Given instruction: Give back the whole listing exactly as shown.

— BEGIN Given data —

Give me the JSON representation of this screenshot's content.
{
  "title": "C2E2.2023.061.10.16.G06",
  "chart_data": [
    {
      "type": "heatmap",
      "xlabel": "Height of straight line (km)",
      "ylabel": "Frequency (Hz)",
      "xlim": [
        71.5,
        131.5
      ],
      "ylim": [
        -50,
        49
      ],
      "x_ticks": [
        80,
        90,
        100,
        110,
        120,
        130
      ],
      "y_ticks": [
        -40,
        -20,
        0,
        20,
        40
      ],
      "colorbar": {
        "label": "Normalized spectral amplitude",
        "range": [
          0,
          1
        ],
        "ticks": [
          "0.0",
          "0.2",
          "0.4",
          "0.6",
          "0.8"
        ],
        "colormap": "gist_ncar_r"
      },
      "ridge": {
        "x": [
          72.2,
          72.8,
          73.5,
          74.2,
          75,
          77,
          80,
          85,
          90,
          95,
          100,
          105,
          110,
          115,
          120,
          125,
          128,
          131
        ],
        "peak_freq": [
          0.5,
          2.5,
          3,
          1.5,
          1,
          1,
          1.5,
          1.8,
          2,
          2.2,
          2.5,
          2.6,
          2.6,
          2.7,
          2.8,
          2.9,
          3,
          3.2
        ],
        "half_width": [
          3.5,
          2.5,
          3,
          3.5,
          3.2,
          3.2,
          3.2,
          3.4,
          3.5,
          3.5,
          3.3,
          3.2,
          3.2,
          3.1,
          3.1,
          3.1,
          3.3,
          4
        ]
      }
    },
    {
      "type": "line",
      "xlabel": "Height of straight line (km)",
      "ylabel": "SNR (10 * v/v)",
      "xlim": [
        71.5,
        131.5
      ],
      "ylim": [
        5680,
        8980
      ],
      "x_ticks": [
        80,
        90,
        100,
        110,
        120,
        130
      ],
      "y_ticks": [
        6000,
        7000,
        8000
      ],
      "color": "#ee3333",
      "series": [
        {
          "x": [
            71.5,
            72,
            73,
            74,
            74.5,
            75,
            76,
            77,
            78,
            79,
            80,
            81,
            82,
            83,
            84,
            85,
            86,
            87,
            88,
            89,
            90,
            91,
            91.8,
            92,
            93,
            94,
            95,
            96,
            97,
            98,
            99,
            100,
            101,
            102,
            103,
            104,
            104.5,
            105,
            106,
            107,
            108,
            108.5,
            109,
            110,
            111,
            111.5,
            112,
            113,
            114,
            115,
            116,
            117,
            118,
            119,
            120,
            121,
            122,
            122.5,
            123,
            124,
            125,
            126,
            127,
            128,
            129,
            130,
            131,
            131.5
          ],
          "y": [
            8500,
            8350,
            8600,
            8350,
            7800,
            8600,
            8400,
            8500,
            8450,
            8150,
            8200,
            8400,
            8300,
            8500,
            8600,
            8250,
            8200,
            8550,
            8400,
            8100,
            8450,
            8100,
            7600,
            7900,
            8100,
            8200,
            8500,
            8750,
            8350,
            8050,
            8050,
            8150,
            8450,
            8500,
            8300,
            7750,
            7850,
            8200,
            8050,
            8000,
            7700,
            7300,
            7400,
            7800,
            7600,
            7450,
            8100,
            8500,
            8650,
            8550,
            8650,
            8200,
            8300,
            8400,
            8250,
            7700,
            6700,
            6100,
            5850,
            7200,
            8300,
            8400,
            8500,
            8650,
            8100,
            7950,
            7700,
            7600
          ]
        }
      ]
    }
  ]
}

— END Given data —

Solution to the exercise:
Give me the JSON representation of this screenshot's content.
{
  "title": "C2E2.2023.061.10.16.G06",
  "chart_data": [
    {
      "type": "heatmap",
      "xlabel": "Height of straight line (km)",
      "ylabel": "Frequency (Hz)",
      "xlim": [
        71.5,
        131.5
      ],
      "ylim": [
        -50,
        49
      ],
      "x_ticks": [
        80,
        90,
        100,
        110,
        120,
        130
      ],
      "y_ticks": [
        -40,
        -20,
        0,
        20,
        40
      ],
      "colorbar": {
        "label": "Normalized spectral amplitude",
        "range": [
          0,
          1
        ],
        "ticks": [
          "0.0",
          "0.2",
          "0.4",
          "0.6",
          "0.8"
        ],
        "colormap": "gist_ncar_r"
      },
      "ridge": {
        "x": [
          72.2,
          72.8,
          73.5,
          74.2,
          75,
          77,
          80,
          85,
          90,
          95,
          100,
          105,
          110,
          115,
          120,
          125,
          128,
          131
        ],
        "peak_freq": [
          0.5,
          2.5,
          3,
          1.5,
          1,
          1,
          1.5,
          1.8,
          2,
          2.2,
          2.5,
          2.6,
          2.6,
          2.7,
          2.8,
          2.9,
          3,
          3.2
        ],
        "half_width": [
          3.5,
          2.5,
          3,
          3.5,
          3.2,
          3.2,
          3.2,
          3.4,
          3.5,
          3.5,
          3.3,
          3.2,
          3.2,
          3.1,
          3.1,
          3.1,
          3.3,
          4
        ]
      }
    },
    {
      "type": "line",
      "xlabel": "Height of straight line (km)",
      "ylabel": "SNR (10 * v/v)",
      "xlim": [
        71.5,
        131.5
      ],
      "ylim": [
        5680,
        8980
      ],
      "x_ticks": [
        80,
        90,
        100,
        110,
        120,
        130
      ],
      "y_ticks": [
        6000,
        7000,
        8000
      ],
      "color": "#ee3333",
      "series": [
        {
          "x": [
            71.5,
            72,
            73,
            74,
            74.5,
            75,
            76,
            77,
            78,
            79,
            80,
            81,
            82,
            83,
            84,
            85,
            86,
            87,
            88,
            89,
            90,
            91,
            91.8,
            92,
            93,
            94,
            95,
            96,
            97,
            98,
            99,
            100,
            101,
            102,
            103,
            104,
            104.5,
            105,
            106,
            107,
            108,
            108.5,
            109,
            110,
            111,
            111.5,
            112,
            113,
            114,
            115,
            116,
            117,
            118,
            119,
            120,
            121,
            122,
            122.5,
            123,
            124,
            125,
            126,
            127,
            128,
            129,
            130,
            131,
            131.5
          ],
          "y": [
            8500,
            8350,
            8600,
            8350,
            7800,
            8600,
            8400,
            8500,
            8450,
            8150,
            8200,
            8400,
            8300,
            8500,
            8600,
            8250,
            8200,
            8550,
            8400,
            8100,
            8450,
            8100,
            7600,
            7900,
            8100,
            8200,
            8500,
            8750,
            8350,
            8050,
            8050,
            8150,
            8450,
            8500,
            8300,
            7750,
            7850,
            8200,
            8050,
            8000,
            7700,
            7300,
            7400,
            7800,
            7600,
            7450,
            8100,
            8500,
            8650,
            8550,
            8650,
            8200,
            8300,
            8400,
            8250,
            7700,
            6700,
            6100,
            5850,
            7200,
            8300,
            8400,
            8500,
            8650,
            8100,
            7950,
            7700,
            7600
          ]
        }
      ]
    }
  ]
}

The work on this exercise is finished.